[Dataset excerpt]

>>>

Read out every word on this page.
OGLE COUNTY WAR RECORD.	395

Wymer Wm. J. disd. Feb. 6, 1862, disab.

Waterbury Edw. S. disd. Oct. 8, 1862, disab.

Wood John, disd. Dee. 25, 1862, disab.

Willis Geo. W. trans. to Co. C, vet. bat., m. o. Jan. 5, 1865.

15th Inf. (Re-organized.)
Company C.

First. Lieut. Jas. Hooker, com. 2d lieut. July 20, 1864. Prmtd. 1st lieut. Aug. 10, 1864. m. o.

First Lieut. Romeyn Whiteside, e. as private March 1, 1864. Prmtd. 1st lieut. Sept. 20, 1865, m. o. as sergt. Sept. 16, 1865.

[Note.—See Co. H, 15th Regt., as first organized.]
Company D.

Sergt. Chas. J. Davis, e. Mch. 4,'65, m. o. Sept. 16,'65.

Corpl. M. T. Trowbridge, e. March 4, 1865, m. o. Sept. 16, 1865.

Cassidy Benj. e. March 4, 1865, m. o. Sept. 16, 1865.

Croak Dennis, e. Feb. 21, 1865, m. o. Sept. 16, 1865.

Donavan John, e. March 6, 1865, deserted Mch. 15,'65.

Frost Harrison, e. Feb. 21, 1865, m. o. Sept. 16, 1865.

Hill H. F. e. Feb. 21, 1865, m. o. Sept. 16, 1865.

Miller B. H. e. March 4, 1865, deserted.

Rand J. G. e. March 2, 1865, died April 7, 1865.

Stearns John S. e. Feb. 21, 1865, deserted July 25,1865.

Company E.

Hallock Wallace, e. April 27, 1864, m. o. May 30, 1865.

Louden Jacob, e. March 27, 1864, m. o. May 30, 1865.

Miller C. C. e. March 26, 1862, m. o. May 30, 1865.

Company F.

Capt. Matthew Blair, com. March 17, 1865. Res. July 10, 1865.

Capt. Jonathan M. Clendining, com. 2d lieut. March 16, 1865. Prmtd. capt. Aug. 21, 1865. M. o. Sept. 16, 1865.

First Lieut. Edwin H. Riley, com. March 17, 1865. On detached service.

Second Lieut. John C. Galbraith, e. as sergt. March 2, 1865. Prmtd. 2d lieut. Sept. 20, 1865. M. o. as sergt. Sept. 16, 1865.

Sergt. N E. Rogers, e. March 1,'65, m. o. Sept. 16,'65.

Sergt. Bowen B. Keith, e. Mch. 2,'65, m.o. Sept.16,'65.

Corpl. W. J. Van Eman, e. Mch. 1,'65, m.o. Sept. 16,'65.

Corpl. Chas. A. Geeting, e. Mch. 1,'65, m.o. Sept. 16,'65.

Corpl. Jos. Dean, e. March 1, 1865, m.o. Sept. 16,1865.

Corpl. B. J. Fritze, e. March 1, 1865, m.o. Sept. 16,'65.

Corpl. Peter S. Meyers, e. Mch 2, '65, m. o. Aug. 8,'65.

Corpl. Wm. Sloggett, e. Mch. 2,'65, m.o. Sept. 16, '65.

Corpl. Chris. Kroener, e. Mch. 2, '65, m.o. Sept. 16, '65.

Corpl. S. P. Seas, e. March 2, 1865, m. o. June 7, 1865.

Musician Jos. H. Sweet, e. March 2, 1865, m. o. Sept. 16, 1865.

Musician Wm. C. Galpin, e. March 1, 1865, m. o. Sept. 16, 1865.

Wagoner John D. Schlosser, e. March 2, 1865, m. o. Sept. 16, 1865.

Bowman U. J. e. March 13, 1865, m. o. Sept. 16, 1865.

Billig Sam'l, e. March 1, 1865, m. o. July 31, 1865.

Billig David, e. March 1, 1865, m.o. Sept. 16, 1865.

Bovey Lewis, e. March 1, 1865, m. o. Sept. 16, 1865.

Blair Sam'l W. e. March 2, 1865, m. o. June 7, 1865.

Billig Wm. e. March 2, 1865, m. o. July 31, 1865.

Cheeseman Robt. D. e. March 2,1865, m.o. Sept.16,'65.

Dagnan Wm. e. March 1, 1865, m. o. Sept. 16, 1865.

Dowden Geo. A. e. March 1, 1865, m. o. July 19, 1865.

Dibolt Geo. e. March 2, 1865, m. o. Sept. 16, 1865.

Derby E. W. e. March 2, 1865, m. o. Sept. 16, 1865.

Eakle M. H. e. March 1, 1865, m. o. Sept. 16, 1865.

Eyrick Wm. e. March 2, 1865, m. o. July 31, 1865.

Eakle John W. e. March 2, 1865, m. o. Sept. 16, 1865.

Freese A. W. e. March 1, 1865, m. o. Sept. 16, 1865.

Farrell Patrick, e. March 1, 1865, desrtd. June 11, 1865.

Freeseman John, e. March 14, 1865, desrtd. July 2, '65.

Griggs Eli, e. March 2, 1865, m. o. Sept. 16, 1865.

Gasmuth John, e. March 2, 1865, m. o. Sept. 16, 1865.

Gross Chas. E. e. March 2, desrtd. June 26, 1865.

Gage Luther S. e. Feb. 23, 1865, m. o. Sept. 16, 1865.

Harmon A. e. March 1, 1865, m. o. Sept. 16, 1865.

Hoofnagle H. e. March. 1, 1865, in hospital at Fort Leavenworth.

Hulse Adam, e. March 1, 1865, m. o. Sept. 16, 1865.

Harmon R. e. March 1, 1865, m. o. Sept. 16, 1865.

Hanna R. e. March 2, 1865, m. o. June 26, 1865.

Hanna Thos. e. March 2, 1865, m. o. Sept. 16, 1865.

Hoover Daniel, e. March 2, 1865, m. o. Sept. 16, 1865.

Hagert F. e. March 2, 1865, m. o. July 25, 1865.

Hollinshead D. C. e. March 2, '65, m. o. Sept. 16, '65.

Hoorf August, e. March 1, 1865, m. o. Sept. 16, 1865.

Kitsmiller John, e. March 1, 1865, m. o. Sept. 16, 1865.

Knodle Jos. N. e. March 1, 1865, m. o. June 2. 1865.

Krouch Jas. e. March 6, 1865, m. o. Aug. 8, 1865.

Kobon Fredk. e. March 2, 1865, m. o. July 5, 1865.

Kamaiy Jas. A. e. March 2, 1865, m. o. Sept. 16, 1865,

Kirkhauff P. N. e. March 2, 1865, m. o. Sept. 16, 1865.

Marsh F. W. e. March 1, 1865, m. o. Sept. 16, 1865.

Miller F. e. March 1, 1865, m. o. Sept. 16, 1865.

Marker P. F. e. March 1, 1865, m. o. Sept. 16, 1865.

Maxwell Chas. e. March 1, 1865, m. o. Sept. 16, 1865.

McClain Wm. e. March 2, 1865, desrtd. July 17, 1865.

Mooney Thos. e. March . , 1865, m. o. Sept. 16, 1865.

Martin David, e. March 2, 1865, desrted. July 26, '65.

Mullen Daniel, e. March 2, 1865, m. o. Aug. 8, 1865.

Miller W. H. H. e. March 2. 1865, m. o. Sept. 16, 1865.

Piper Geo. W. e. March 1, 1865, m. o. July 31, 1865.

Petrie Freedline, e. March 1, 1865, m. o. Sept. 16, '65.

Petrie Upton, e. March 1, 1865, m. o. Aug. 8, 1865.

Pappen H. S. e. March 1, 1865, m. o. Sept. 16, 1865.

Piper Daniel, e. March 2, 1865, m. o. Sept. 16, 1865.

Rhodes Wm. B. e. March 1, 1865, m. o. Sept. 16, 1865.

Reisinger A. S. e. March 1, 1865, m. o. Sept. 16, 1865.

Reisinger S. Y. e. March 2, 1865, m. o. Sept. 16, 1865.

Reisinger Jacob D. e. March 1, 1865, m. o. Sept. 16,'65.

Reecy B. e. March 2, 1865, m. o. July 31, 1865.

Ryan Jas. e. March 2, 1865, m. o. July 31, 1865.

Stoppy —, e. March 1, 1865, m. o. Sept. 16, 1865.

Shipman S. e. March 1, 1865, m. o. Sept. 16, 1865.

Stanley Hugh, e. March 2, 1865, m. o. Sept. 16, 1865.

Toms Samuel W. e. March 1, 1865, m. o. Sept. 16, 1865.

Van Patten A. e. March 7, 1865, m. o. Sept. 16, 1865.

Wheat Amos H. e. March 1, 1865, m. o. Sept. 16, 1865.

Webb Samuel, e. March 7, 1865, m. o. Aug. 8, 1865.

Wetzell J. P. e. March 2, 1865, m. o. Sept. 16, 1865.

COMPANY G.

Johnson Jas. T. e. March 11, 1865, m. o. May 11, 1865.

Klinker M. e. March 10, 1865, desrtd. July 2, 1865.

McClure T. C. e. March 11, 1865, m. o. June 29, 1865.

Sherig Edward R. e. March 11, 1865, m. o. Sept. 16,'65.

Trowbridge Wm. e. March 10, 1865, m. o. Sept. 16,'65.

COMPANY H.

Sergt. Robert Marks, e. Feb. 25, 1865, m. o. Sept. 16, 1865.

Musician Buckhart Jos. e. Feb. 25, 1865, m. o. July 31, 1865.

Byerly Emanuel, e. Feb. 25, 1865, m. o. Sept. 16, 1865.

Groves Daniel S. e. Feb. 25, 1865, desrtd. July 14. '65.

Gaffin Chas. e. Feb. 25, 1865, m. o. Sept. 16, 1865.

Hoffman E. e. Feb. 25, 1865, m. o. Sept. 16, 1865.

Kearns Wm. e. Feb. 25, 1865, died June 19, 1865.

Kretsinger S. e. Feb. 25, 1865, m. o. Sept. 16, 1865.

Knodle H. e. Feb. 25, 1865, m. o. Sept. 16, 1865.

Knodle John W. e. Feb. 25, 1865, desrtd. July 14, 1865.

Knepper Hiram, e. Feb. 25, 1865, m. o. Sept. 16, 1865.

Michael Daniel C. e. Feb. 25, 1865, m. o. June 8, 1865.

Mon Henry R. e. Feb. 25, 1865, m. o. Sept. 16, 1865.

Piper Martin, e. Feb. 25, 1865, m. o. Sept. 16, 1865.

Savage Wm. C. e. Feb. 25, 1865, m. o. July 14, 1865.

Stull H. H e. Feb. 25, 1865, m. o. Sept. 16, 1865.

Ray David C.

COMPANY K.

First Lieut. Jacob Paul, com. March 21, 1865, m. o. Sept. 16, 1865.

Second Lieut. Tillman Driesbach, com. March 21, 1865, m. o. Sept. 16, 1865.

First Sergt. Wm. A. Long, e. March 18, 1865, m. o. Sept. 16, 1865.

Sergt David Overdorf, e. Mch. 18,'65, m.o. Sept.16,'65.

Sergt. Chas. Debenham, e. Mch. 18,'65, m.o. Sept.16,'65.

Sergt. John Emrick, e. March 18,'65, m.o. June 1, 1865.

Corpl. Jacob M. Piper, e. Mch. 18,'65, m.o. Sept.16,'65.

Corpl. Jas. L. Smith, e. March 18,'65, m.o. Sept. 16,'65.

<<<

Brief
Filter the entries above down to the lines containing the word "Trowbridge".

Solution to this task
Corpl. M. T. Trowbridge, e. March 4, 1865, m. o. Sept. 16, 1865.
Trowbridge Wm. e. March 10, 1865, m. o. Sept. 16,'65.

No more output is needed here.